## Begin Records provided

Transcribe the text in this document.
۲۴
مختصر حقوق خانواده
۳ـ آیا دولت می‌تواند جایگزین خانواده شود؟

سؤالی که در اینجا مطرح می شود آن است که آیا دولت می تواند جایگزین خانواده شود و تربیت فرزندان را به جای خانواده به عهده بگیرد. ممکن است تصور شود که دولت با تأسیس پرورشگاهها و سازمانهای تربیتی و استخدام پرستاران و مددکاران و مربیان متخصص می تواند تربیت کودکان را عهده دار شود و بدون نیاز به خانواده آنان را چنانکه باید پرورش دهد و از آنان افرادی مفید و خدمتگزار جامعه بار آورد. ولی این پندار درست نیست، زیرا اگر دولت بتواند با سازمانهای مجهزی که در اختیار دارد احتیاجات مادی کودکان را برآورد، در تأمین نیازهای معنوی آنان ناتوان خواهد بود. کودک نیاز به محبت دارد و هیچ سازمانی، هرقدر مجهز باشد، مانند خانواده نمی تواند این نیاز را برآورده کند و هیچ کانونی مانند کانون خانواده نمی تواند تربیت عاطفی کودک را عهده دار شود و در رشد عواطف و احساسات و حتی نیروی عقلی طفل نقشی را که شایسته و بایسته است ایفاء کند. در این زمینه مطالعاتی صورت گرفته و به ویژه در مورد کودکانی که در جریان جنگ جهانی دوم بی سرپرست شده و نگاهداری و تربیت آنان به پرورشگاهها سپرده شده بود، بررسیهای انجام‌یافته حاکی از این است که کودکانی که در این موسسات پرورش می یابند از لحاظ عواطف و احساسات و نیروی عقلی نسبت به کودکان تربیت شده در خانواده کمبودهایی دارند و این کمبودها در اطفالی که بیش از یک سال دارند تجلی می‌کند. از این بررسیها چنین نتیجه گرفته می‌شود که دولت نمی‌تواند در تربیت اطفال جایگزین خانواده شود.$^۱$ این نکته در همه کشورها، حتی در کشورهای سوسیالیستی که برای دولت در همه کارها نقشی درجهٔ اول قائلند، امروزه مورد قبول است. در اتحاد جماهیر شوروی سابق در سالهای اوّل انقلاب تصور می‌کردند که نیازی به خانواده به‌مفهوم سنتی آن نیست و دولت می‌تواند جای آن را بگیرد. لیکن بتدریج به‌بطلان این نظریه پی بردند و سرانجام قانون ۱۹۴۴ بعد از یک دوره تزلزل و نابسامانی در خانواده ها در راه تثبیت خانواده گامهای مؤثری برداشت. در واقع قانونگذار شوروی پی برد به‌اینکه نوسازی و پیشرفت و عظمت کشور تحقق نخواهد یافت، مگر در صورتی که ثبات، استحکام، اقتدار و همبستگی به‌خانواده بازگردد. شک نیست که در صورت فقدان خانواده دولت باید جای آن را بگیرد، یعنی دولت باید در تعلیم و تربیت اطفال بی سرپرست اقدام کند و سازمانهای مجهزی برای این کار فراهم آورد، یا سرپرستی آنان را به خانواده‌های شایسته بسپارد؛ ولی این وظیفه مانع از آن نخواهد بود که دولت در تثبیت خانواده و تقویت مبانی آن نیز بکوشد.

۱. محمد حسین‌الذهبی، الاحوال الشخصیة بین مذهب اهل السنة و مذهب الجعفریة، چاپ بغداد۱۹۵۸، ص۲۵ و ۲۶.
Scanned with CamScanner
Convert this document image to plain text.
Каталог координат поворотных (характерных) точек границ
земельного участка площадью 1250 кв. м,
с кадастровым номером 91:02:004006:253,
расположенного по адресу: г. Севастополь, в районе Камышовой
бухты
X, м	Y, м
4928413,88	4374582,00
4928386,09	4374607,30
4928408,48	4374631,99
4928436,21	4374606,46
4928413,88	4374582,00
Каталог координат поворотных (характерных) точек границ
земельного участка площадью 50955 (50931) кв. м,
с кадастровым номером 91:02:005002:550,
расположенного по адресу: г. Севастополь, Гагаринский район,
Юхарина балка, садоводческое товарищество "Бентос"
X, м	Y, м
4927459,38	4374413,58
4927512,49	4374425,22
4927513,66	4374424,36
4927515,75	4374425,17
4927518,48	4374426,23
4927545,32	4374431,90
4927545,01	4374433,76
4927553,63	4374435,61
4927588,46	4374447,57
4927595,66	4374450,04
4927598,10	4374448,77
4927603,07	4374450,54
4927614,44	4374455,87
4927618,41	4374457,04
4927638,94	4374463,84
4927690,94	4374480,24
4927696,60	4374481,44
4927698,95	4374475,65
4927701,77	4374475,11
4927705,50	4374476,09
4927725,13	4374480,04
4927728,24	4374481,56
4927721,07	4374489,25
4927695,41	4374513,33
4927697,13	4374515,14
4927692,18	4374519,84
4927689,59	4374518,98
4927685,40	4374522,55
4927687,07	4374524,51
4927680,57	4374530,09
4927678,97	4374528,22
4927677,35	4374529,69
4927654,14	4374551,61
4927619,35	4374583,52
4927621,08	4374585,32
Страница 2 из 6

## End Records provided

_Task_
Output all of the material exactly as written.

_Output of the exercise_
Transcribe the text in this document.
۲۴
مختصر حقوق خانواده
۳ـ آیا دولت می‌تواند جایگزین خانواده شود؟

سؤالی که در اینجا مطرح می شود آن است که آیا دولت می تواند جایگزین خانواده شود و تربیت فرزندان را به جای خانواده به عهده بگیرد. ممکن است تصور شود که دولت با تأسیس پرورشگاهها و سازمانهای تربیتی و استخدام پرستاران و مددکاران و مربیان متخصص می تواند تربیت کودکان را عهده دار شود و بدون نیاز به خانواده آنان را چنانکه باید پرورش دهد و از آنان افرادی مفید و خدمتگزار جامعه بار آورد. ولی این پندار درست نیست، زیرا اگر دولت بتواند با سازمانهای مجهزی که در اختیار دارد احتیاجات مادی کودکان را برآورد، در تأمین نیازهای معنوی آنان ناتوان خواهد بود. کودک نیاز به محبت دارد و هیچ سازمانی، هرقدر مجهز باشد، مانند خانواده نمی تواند این نیاز را برآورده کند و هیچ کانونی مانند کانون خانواده نمی تواند تربیت عاطفی کودک را عهده دار شود و در رشد عواطف و احساسات و حتی نیروی عقلی طفل نقشی را که شایسته و بایسته است ایفاء کند. در این زمینه مطالعاتی صورت گرفته و به ویژه در مورد کودکانی که در جریان جنگ جهانی دوم بی سرپرست شده و نگاهداری و تربیت آنان به پرورشگاهها سپرده شده بود، بررسیهای انجام‌یافته حاکی از این است که کودکانی که در این موسسات پرورش می یابند از لحاظ عواطف و احساسات و نیروی عقلی نسبت به کودکان تربیت شده در خانواده کمبودهایی دارند و این کمبودها در اطفالی که بیش از یک سال دارند تجلی می‌کند. از این بررسیها چنین نتیجه گرفته می‌شود که دولت نمی‌تواند در تربیت اطفال جایگزین خانواده شود.$^۱$ این نکته در همه کشورها، حتی در کشورهای سوسیالیستی که برای دولت در همه کارها نقشی درجهٔ اول قائلند، امروزه مورد قبول است. در اتحاد جماهیر شوروی سابق در سالهای اوّل انقلاب تصور می‌کردند که نیازی به خانواده به‌مفهوم سنتی آن نیست و دولت می‌تواند جای آن را بگیرد. لیکن بتدریج به‌بطلان این نظریه پی بردند و سرانجام قانون ۱۹۴۴ بعد از یک دوره تزلزل و نابسامانی در خانواده ها در راه تثبیت خانواده گامهای مؤثری برداشت. در واقع قانونگذار شوروی پی برد به‌اینکه نوسازی و پیشرفت و عظمت کشور تحقق نخواهد یافت، مگر در صورتی که ثبات، استحکام، اقتدار و همبستگی به‌خانواده بازگردد. شک نیست که در صورت فقدان خانواده دولت باید جای آن را بگیرد، یعنی دولت باید در تعلیم و تربیت اطفال بی سرپرست اقدام کند و سازمانهای مجهزی برای این کار فراهم آورد، یا سرپرستی آنان را به خانواده‌های شایسته بسپارد؛ ولی این وظیفه مانع از آن نخواهد بود که دولت در تثبیت خانواده و تقویت مبانی آن نیز بکوشد.

۱. محمد حسین‌الذهبی، الاحوال الشخصیة بین مذهب اهل السنة و مذهب الجعفریة، چاپ بغداد۱۹۵۸، ص۲۵ و ۲۶.
Scanned with CamScanner
Convert this document image to plain text.
Каталог координат поворотных (характерных) точек границ
земельного участка площадью 1250 кв. м,
с кадастровым номером 91:02:004006:253,
расположенного по адресу: г. Севастополь, в районе Камышовой
бухты
X, м	Y, м
4928413,88	4374582,00
4928386,09	4374607,30
4928408,48	4374631,99
4928436,21	4374606,46
4928413,88	4374582,00
Каталог координат поворотных (характерных) точек границ
земельного участка площадью 50955 (50931) кв. м,
с кадастровым номером 91:02:005002:550,
расположенного по адресу: г. Севастополь, Гагаринский район,
Юхарина балка, садоводческое товарищество "Бентос"
X, м	Y, м
4927459,38	4374413,58
4927512,49	4374425,22
4927513,66	4374424,36
4927515,75	4374425,17
4927518,48	4374426,23
4927545,32	4374431,90
4927545,01	4374433,76
4927553,63	4374435,61
4927588,46	4374447,57
4927595,66	4374450,04
4927598,10	4374448,77
4927603,07	4374450,54
4927614,44	4374455,87
4927618,41	4374457,04
4927638,94	4374463,84
4927690,94	4374480,24
4927696,60	4374481,44
4927698,95	4374475,65
4927701,77	4374475,11
4927705,50	4374476,09
4927725,13	4374480,04
4927728,24	4374481,56
4927721,07	4374489,25
4927695,41	4374513,33
4927697,13	4374515,14
4927692,18	4374519,84
4927689,59	4374518,98
4927685,40	4374522,55
4927687,07	4374524,51
4927680,57	4374530,09
4927678,97	4374528,22
4927677,35	4374529,69
4927654,14	4374551,61
4927619,35	4374583,52
4927621,08	4374585,32
Страница 2 из 6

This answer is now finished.